* BEGIN *

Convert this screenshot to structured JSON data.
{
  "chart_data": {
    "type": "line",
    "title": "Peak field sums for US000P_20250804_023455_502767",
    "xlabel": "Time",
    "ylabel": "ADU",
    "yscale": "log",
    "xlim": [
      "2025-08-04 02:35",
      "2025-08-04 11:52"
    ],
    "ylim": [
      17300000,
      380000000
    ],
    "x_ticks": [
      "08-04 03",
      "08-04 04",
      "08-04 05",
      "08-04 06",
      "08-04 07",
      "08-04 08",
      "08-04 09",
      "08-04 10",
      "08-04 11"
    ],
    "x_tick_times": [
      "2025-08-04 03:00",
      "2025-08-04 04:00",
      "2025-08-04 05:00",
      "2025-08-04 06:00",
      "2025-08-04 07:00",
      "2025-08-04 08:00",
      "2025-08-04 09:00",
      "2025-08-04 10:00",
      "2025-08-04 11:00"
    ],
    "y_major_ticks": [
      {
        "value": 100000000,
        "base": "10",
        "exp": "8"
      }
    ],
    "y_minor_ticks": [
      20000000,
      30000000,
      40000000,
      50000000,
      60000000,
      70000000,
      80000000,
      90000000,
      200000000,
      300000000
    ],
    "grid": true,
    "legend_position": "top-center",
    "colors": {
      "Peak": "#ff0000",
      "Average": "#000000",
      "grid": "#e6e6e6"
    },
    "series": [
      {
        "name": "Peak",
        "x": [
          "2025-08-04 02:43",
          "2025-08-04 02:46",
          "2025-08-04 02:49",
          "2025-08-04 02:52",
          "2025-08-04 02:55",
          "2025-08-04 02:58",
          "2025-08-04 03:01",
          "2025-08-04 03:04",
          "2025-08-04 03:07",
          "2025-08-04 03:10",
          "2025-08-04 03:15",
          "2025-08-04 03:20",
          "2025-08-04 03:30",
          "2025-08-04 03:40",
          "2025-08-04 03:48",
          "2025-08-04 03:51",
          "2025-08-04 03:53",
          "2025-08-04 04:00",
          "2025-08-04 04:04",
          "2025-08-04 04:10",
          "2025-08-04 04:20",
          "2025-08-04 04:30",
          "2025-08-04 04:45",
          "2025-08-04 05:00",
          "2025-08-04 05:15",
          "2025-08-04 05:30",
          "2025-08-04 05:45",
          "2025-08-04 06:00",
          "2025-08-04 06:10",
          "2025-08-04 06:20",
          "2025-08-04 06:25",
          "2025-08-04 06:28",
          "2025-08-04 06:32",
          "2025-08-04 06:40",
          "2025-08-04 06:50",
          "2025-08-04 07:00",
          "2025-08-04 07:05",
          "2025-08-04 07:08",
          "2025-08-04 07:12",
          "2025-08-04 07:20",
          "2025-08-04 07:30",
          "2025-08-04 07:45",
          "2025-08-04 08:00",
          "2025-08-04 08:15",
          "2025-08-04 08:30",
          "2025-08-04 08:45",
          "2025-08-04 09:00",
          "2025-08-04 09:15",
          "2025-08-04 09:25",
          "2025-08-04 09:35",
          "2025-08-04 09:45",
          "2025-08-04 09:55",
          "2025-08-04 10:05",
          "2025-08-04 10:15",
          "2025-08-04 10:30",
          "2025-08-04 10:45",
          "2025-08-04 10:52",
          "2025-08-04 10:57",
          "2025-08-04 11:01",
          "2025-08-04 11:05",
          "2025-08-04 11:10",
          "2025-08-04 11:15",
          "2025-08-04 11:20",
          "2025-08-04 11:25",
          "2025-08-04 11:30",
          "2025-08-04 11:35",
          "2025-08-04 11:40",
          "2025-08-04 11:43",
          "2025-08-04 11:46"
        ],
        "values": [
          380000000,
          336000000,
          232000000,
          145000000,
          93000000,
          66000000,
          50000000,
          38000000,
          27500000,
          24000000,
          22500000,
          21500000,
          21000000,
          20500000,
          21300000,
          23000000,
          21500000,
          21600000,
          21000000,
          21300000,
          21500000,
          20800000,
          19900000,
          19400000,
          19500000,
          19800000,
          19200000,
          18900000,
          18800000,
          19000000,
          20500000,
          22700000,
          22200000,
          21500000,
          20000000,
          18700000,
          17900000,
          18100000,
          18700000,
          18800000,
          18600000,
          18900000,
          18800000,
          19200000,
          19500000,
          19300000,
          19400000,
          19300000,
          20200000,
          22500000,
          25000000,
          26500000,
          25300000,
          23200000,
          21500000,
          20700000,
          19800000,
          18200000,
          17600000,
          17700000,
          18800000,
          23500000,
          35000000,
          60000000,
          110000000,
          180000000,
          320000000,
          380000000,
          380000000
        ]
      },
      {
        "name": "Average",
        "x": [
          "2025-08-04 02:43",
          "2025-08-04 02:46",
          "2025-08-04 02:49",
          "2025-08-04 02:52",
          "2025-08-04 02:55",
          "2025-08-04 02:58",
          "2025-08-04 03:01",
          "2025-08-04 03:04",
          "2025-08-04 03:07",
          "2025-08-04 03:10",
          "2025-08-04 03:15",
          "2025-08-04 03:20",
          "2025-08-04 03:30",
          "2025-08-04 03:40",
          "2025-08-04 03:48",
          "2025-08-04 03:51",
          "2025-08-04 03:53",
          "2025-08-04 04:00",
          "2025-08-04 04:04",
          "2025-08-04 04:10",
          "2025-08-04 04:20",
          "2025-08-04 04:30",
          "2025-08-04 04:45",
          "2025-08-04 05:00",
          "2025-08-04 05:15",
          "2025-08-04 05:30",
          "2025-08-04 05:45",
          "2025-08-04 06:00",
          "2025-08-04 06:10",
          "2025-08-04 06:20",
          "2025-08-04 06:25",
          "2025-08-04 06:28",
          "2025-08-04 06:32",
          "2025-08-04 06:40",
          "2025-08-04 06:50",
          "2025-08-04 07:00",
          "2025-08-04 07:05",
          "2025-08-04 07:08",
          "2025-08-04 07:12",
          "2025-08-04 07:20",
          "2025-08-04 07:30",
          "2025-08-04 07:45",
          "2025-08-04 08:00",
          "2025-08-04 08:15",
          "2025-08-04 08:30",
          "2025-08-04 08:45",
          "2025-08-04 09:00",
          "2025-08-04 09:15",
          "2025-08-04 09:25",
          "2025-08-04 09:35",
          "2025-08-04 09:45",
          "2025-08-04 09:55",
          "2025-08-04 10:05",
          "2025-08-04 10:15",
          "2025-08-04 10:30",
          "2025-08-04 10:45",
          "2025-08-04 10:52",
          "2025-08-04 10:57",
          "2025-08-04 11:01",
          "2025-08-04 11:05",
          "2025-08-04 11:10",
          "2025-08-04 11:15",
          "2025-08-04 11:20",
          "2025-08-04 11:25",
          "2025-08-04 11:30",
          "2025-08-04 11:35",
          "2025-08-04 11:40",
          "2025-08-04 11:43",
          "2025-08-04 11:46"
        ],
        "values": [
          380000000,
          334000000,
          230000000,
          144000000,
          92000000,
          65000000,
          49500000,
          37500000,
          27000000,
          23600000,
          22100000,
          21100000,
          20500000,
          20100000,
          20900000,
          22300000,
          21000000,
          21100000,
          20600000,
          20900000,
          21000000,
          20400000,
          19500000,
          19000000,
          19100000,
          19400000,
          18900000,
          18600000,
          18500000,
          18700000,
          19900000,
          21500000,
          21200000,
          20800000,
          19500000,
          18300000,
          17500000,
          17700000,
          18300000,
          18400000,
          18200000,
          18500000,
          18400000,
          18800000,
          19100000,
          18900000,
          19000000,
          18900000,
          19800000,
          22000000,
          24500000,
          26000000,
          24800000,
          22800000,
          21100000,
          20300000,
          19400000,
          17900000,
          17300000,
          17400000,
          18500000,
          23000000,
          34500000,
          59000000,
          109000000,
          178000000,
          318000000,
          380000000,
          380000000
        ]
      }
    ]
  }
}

* END *

Task to complete: Identify the lines that hold the word "Peak". Copy every one of them.

Reply:
    "title": "Peak field sums for US000P_20250804_023455_502767",
      "Peak": "#ff0000",
        "name": "Peak",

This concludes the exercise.